## The request
Transcribe the material below exactly as it appears.

::::::::::

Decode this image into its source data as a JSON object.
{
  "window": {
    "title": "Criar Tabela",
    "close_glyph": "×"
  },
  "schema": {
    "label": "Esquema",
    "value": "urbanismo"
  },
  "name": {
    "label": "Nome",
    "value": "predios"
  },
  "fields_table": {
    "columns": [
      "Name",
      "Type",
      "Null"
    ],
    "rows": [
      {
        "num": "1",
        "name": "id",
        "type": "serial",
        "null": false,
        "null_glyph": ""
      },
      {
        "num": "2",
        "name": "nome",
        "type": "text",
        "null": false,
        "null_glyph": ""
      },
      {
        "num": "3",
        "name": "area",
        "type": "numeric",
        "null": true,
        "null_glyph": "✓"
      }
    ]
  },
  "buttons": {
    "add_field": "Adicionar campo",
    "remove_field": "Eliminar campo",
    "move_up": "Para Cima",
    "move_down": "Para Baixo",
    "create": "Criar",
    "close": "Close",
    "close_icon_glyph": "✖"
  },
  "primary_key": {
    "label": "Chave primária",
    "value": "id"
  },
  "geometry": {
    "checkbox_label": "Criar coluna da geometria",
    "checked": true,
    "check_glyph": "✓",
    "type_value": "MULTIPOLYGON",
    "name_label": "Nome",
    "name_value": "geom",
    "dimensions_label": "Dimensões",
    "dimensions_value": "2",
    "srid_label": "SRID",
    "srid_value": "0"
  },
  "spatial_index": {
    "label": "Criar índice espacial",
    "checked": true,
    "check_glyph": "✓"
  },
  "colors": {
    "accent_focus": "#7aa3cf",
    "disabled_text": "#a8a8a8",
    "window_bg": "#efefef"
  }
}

::::::::::

## Response to this task
Decode this image into its source data as a JSON object.
{
  "window": {
    "title": "Criar Tabela",
    "close_glyph": "×"
  },
  "schema": {
    "label": "Esquema",
    "value": "urbanismo"
  },
  "name": {
    "label": "Nome",
    "value": "predios"
  },
  "fields_table": {
    "columns": [
      "Name",
      "Type",
      "Null"
    ],
    "rows": [
      {
        "num": "1",
        "name": "id",
        "type": "serial",
        "null": false,
        "null_glyph": ""
      },
      {
        "num": "2",
        "name": "nome",
        "type": "text",
        "null": false,
        "null_glyph": ""
      },
      {
        "num": "3",
        "name": "area",
        "type": "numeric",
        "null": true,
        "null_glyph": "✓"
      }
    ]
  },
  "buttons": {
    "add_field": "Adicionar campo",
    "remove_field": "Eliminar campo",
    "move_up": "Para Cima",
    "move_down": "Para Baixo",
    "create": "Criar",
    "close": "Close",
    "close_icon_glyph": "✖"
  },
  "primary_key": {
    "label": "Chave primária",
    "value": "id"
  },
  "geometry": {
    "checkbox_label": "Criar coluna da geometria",
    "checked": true,
    "check_glyph": "✓",
    "type_value": "MULTIPOLYGON",
    "name_label": "Nome",
    "name_value": "geom",
    "dimensions_label": "Dimensões",
    "dimensions_value": "2",
    "srid_label": "SRID",
    "srid_value": "0"
  },
  "spatial_index": {
    "label": "Criar índice espacial",
    "checked": true,
    "check_glyph": "✓"
  },
  "colors": {
    "accent_focus": "#7aa3cf",
    "disabled_text": "#a8a8a8",
    "window_bg": "#efefef"
  }
}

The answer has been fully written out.